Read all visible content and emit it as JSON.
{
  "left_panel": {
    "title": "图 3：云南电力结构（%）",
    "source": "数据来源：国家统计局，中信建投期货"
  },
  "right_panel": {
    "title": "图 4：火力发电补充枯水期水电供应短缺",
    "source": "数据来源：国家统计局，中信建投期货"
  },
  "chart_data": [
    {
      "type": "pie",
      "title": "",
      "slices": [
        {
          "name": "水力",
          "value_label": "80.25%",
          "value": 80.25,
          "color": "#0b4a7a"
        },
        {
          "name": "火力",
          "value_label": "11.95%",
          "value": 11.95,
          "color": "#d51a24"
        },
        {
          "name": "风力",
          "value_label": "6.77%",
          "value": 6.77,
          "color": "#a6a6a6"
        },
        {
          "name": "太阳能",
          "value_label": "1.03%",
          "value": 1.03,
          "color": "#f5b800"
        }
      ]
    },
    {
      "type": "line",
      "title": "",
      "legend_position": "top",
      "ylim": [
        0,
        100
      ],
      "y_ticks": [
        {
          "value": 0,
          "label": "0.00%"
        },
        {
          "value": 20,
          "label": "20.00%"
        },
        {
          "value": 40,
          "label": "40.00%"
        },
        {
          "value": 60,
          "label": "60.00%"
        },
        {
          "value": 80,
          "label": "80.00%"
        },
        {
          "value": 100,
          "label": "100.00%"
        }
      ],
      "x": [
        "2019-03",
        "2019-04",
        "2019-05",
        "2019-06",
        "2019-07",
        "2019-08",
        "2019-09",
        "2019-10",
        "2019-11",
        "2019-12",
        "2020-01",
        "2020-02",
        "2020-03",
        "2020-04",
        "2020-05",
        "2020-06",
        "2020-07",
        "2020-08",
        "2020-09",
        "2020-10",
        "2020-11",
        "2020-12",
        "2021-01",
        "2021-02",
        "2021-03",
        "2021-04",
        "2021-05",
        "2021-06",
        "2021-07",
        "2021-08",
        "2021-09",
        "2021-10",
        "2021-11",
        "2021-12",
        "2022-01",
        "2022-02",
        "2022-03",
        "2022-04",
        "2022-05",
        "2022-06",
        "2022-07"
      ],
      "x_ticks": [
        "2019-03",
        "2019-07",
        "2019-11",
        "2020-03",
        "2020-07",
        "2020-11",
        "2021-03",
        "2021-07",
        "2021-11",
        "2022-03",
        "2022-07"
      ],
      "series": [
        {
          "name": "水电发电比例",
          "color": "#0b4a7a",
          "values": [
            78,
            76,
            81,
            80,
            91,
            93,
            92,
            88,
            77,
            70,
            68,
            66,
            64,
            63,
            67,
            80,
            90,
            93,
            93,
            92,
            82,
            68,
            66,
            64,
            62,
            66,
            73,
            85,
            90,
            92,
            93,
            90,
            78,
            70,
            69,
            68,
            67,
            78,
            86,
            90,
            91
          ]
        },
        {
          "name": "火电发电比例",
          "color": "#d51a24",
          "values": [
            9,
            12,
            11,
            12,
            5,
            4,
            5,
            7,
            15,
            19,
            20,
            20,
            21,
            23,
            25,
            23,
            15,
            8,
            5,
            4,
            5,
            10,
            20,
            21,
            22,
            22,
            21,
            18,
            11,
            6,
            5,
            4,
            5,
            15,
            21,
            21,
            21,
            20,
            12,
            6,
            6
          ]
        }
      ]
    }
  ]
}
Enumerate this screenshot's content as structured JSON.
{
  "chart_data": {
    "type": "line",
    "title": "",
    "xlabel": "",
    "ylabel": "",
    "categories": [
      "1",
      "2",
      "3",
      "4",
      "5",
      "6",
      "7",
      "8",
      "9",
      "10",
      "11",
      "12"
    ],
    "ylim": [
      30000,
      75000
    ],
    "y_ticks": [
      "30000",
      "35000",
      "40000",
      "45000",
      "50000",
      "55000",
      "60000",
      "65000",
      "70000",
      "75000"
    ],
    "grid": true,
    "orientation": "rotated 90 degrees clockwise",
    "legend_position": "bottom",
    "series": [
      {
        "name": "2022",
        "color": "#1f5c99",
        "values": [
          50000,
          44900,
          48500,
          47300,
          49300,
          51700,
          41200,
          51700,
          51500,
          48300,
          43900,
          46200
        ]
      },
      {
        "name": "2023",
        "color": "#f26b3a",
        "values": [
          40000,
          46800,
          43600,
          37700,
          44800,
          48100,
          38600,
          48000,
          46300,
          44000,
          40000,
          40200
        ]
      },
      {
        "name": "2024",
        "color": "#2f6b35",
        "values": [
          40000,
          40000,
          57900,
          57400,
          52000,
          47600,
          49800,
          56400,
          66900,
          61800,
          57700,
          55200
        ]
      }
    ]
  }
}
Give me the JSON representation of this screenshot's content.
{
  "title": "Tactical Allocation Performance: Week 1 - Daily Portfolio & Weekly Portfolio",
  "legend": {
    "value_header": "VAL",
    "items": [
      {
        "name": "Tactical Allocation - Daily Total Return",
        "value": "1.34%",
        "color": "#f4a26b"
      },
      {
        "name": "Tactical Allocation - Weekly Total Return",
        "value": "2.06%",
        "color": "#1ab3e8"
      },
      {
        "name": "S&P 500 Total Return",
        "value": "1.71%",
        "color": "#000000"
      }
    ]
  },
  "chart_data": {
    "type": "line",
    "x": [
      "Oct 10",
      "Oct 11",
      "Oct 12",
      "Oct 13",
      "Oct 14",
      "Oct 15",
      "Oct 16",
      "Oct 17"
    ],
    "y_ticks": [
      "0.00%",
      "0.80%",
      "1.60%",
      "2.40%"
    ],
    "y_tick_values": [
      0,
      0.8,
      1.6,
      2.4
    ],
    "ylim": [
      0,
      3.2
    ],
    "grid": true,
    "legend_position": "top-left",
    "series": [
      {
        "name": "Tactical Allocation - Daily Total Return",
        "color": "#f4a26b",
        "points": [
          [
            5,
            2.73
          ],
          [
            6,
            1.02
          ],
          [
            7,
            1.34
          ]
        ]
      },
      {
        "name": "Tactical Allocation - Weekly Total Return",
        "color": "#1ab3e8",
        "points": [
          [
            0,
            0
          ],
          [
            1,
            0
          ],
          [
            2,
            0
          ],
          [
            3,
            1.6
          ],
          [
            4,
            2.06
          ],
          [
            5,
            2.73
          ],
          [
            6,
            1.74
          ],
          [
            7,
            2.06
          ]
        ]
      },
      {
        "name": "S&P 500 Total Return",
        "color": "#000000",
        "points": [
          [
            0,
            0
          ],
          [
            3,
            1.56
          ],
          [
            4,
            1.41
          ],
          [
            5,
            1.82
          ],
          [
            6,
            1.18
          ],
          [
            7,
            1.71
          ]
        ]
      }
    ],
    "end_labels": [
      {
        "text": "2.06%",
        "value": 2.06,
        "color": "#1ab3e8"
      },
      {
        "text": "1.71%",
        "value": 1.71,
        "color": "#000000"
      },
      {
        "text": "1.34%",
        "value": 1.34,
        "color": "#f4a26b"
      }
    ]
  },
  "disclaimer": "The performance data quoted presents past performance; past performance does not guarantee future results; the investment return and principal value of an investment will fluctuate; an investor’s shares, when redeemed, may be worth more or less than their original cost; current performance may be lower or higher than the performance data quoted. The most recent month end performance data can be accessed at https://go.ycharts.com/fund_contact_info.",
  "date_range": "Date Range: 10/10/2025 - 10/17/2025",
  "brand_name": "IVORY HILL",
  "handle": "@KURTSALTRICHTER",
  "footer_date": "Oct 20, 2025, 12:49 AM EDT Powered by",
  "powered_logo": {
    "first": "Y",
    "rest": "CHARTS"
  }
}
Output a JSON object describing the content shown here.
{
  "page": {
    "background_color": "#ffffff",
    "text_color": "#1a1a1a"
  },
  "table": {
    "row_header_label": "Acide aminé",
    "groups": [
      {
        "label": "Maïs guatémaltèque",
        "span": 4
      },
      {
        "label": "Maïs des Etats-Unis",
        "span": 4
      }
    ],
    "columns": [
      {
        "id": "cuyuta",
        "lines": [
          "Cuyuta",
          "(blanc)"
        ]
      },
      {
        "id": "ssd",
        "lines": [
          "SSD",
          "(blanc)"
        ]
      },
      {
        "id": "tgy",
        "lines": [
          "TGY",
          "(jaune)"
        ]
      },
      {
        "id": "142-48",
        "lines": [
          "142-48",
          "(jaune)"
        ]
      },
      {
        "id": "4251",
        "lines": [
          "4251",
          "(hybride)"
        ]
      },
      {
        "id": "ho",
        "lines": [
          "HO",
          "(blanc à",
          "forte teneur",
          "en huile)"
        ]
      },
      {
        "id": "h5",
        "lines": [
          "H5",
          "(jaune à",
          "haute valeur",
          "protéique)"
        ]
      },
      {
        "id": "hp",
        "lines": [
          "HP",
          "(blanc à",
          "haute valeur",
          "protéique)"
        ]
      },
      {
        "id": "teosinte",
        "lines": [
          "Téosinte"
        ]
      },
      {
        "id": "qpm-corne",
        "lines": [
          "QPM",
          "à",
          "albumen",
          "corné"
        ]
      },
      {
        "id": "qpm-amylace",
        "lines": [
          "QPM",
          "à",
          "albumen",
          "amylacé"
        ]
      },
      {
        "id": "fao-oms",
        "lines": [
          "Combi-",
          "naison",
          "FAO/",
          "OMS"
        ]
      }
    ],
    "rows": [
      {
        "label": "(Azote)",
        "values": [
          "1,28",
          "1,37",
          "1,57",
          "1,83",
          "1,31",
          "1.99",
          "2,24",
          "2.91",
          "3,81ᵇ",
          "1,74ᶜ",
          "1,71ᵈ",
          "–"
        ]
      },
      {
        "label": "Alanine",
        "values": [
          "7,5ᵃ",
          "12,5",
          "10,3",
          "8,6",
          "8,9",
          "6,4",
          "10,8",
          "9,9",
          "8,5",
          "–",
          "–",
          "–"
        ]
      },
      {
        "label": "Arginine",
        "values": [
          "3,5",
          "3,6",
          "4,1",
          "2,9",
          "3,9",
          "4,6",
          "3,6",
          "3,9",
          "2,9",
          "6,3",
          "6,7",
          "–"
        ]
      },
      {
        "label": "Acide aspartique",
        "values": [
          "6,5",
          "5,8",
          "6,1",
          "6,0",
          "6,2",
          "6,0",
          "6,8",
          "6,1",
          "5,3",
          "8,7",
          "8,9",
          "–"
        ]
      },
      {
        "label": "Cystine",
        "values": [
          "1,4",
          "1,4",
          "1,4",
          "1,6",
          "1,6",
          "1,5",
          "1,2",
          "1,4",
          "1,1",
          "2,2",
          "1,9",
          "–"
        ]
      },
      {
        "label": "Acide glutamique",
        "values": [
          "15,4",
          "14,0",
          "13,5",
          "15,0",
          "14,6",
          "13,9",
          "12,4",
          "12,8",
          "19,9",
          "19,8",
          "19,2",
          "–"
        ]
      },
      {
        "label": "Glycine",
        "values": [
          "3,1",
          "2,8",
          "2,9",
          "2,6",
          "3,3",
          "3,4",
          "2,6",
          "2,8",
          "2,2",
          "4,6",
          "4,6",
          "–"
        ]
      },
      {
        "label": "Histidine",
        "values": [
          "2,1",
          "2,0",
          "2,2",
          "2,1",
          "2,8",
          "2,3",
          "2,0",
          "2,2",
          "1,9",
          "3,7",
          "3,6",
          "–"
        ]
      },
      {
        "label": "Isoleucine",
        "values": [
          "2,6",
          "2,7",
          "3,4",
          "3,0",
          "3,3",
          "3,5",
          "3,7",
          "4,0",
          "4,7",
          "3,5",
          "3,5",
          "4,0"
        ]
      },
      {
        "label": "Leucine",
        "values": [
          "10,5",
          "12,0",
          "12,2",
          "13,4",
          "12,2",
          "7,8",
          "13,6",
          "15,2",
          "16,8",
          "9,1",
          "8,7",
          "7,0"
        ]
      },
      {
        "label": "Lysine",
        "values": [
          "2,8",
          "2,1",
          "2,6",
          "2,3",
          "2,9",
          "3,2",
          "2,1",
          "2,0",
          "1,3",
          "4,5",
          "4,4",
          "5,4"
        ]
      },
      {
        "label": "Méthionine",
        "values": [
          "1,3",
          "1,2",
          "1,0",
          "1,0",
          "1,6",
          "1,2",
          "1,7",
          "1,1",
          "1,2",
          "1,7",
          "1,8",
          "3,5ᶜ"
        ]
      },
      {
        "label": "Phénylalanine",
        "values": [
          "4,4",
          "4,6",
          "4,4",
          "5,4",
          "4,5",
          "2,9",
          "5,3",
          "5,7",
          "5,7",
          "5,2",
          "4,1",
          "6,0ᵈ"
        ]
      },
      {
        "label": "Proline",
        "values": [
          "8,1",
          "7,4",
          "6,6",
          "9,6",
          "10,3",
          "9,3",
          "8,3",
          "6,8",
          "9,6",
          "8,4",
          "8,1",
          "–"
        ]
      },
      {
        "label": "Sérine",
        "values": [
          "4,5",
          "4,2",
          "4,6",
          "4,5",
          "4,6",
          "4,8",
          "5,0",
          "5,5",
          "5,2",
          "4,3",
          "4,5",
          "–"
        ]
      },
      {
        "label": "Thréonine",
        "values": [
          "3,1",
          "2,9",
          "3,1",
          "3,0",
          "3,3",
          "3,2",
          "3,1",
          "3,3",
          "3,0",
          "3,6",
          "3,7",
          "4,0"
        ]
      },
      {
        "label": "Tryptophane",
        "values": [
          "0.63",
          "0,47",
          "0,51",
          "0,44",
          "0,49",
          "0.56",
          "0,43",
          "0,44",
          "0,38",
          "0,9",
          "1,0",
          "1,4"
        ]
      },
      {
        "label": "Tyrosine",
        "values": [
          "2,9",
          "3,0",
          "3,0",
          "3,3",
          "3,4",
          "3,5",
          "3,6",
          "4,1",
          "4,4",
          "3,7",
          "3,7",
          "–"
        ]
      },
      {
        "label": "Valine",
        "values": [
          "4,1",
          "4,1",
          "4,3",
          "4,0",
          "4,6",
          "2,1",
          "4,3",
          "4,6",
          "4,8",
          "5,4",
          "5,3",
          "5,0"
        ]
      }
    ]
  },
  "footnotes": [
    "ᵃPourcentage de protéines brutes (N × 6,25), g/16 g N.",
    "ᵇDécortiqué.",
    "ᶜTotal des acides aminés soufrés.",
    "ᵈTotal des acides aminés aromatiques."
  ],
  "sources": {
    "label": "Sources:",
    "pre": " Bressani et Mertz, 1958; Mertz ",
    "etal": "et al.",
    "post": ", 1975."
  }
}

------------

• _Work required_
Find each line holding "Maïs". Copy it out.

• _Final result_
        "label": "Maïs guatémaltèque",
        "label": "Maïs des Etats-Unis",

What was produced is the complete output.